===== Recorded information =====

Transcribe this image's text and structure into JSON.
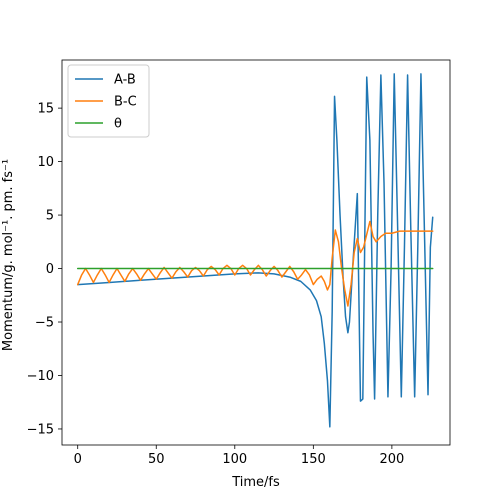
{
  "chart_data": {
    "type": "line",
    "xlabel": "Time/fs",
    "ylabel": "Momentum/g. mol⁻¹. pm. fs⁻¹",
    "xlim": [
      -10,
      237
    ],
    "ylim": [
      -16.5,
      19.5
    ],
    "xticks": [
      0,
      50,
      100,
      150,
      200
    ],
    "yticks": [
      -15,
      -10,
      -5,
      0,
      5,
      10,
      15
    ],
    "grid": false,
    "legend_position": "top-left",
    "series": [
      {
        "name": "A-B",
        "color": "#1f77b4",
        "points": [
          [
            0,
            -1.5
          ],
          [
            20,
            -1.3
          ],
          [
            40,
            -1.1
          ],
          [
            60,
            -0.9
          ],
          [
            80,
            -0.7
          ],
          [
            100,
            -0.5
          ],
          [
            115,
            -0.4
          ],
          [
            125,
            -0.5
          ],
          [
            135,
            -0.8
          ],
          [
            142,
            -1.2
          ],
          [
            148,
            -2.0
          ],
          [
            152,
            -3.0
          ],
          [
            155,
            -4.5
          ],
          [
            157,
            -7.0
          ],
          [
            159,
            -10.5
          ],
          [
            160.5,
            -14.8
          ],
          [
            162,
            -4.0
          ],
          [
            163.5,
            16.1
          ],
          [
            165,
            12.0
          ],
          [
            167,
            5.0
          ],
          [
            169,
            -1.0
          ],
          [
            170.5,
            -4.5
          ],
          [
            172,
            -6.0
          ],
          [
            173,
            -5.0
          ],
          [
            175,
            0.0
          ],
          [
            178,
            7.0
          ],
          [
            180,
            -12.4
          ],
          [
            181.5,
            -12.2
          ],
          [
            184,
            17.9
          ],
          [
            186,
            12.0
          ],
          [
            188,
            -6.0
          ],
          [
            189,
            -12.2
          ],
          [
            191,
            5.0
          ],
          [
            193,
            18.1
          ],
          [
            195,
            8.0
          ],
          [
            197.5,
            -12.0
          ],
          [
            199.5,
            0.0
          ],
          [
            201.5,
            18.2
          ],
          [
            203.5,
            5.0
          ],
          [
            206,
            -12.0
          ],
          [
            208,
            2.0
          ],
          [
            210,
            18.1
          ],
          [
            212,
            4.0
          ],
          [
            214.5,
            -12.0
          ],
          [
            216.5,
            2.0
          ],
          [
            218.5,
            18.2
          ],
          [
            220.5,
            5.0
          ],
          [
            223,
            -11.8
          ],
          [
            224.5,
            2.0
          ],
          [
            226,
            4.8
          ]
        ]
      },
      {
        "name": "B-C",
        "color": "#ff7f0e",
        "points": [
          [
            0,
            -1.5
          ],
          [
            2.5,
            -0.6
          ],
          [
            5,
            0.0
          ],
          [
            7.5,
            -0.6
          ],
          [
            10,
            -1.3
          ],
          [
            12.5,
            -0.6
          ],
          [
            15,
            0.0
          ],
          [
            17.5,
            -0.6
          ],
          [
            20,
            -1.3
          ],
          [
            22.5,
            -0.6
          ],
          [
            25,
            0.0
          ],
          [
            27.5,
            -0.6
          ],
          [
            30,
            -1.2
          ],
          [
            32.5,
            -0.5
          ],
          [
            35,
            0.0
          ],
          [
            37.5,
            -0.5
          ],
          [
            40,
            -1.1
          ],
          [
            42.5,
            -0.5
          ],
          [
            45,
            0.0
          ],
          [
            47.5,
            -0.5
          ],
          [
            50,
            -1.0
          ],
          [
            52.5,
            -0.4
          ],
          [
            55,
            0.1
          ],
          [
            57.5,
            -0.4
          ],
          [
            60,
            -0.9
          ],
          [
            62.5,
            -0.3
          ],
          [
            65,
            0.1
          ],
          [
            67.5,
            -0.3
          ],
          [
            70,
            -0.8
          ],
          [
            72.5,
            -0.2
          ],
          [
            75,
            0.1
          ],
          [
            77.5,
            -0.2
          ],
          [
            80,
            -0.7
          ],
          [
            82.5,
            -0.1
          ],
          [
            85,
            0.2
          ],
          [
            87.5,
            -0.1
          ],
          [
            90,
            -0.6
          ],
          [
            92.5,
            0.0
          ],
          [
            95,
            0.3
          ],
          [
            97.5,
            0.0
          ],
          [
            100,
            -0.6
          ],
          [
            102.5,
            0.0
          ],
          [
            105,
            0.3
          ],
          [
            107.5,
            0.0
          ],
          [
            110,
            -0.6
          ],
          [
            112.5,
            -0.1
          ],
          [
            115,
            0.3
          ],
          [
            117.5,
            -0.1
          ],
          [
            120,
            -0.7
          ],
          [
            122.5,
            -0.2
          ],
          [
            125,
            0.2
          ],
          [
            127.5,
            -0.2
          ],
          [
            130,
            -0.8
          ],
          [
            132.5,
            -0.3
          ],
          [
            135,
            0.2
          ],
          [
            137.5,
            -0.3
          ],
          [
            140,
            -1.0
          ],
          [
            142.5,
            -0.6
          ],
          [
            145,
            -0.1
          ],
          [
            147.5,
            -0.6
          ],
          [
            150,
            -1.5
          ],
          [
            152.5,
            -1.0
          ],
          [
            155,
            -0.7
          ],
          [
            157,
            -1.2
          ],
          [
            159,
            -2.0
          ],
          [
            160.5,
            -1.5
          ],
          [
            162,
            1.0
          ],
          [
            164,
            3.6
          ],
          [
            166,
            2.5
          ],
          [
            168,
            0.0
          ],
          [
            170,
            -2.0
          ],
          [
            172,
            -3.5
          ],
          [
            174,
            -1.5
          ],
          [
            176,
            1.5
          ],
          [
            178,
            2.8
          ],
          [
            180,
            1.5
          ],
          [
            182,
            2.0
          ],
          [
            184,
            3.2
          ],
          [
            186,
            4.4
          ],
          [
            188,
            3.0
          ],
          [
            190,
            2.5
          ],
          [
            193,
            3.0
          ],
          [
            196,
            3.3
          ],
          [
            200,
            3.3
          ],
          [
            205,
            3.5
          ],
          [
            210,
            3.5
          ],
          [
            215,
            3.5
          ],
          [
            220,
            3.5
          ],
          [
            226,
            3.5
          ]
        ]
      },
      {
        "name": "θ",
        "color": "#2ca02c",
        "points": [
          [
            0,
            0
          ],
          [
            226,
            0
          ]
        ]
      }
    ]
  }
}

=====

■ Written exercise:
Extract, from the listing above, every line where the string "color" occurs.

■ Task output:
        "color": "#1f77b4",
        "color": "#ff7f0e",
        "color": "#2ca02c",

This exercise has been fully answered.